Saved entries
[start]
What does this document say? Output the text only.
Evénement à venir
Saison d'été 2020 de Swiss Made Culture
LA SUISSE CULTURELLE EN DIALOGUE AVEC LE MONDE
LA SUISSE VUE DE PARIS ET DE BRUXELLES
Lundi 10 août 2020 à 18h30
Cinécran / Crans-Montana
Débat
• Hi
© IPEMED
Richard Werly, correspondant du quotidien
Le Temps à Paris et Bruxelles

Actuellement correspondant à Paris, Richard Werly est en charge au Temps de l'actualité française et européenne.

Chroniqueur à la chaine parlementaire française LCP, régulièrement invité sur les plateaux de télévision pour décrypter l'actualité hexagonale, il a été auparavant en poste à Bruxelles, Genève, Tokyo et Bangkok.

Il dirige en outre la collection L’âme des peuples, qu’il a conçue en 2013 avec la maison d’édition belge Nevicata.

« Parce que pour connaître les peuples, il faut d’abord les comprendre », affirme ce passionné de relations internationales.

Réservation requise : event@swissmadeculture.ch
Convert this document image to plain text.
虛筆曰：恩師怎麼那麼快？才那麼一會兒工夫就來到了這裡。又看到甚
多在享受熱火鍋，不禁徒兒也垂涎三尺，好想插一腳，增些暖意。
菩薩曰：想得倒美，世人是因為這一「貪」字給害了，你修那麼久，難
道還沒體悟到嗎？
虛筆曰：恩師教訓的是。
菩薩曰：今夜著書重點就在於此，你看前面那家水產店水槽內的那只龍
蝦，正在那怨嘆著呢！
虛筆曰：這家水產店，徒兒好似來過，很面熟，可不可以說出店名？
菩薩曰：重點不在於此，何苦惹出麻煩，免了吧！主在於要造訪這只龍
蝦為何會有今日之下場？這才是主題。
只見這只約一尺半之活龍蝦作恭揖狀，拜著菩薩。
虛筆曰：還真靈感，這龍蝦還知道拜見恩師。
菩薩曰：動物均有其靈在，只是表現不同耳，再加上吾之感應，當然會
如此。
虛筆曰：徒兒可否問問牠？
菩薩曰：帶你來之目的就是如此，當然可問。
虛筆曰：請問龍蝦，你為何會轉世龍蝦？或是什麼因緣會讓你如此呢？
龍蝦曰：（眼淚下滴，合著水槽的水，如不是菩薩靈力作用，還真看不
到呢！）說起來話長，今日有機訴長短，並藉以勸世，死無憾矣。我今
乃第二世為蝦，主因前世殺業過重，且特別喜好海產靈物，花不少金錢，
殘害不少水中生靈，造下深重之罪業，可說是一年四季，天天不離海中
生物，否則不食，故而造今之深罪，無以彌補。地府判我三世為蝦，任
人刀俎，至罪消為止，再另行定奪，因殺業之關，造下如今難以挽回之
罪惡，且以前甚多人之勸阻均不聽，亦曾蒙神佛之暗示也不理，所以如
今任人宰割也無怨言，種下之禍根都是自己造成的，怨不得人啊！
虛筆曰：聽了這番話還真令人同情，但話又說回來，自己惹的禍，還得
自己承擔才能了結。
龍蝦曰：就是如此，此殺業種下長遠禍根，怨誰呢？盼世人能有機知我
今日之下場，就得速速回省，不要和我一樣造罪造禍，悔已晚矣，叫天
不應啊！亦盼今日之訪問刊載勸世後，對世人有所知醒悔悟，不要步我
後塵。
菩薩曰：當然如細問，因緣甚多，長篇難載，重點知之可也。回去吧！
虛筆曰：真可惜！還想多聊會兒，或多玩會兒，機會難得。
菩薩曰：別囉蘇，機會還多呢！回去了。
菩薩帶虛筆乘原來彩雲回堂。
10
[end]
What you need to do - Reproduce each record exactly, leaving nothing out.

Response for this exercise -
What does this document say? Output the text only.
Evénement à venir
Saison d'été 2020 de Swiss Made Culture
LA SUISSE CULTURELLE EN DIALOGUE AVEC LE MONDE
LA SUISSE VUE DE PARIS ET DE BRUXELLES
Lundi 10 août 2020 à 18h30
Cinécran / Crans-Montana
Débat
• Hi
© IPEMED
Richard Werly, correspondant du quotidien
Le Temps à Paris et Bruxelles

Actuellement correspondant à Paris, Richard Werly est en charge au Temps de l'actualité française et européenne.

Chroniqueur à la chaine parlementaire française LCP, régulièrement invité sur les plateaux de télévision pour décrypter l'actualité hexagonale, il a été auparavant en poste à Bruxelles, Genève, Tokyo et Bangkok.

Il dirige en outre la collection L’âme des peuples, qu’il a conçue en 2013 avec la maison d’édition belge Nevicata.

« Parce que pour connaître les peuples, il faut d’abord les comprendre », affirme ce passionné de relations internationales.

Réservation requise : event@swissmadeculture.ch
Convert this document image to plain text.
虛筆曰：恩師怎麼那麼快？才那麼一會兒工夫就來到了這裡。又看到甚
多在享受熱火鍋，不禁徒兒也垂涎三尺，好想插一腳，增些暖意。
菩薩曰：想得倒美，世人是因為這一「貪」字給害了，你修那麼久，難
道還沒體悟到嗎？
虛筆曰：恩師教訓的是。
菩薩曰：今夜著書重點就在於此，你看前面那家水產店水槽內的那只龍
蝦，正在那怨嘆著呢！
虛筆曰：這家水產店，徒兒好似來過，很面熟，可不可以說出店名？
菩薩曰：重點不在於此，何苦惹出麻煩，免了吧！主在於要造訪這只龍
蝦為何會有今日之下場？這才是主題。
只見這只約一尺半之活龍蝦作恭揖狀，拜著菩薩。
虛筆曰：還真靈感，這龍蝦還知道拜見恩師。
菩薩曰：動物均有其靈在，只是表現不同耳，再加上吾之感應，當然會
如此。
虛筆曰：徒兒可否問問牠？
菩薩曰：帶你來之目的就是如此，當然可問。
虛筆曰：請問龍蝦，你為何會轉世龍蝦？或是什麼因緣會讓你如此呢？
龍蝦曰：（眼淚下滴，合著水槽的水，如不是菩薩靈力作用，還真看不
到呢！）說起來話長，今日有機訴長短，並藉以勸世，死無憾矣。我今
乃第二世為蝦，主因前世殺業過重，且特別喜好海產靈物，花不少金錢，
殘害不少水中生靈，造下深重之罪業，可說是一年四季，天天不離海中
生物，否則不食，故而造今之深罪，無以彌補。地府判我三世為蝦，任
人刀俎，至罪消為止，再另行定奪，因殺業之關，造下如今難以挽回之
罪惡，且以前甚多人之勸阻均不聽，亦曾蒙神佛之暗示也不理，所以如
今任人宰割也無怨言，種下之禍根都是自己造成的，怨不得人啊！
虛筆曰：聽了這番話還真令人同情，但話又說回來，自己惹的禍，還得
自己承擔才能了結。
龍蝦曰：就是如此，此殺業種下長遠禍根，怨誰呢？盼世人能有機知我
今日之下場，就得速速回省，不要和我一樣造罪造禍，悔已晚矣，叫天
不應啊！亦盼今日之訪問刊載勸世後，對世人有所知醒悔悟，不要步我
後塵。
菩薩曰：當然如細問，因緣甚多，長篇難載，重點知之可也。回去吧！
虛筆曰：真可惜！還想多聊會兒，或多玩會兒，機會難得。
菩薩曰：別囉蘇，機會還多呢！回去了。
菩薩帶虛筆乘原來彩雲回堂。
10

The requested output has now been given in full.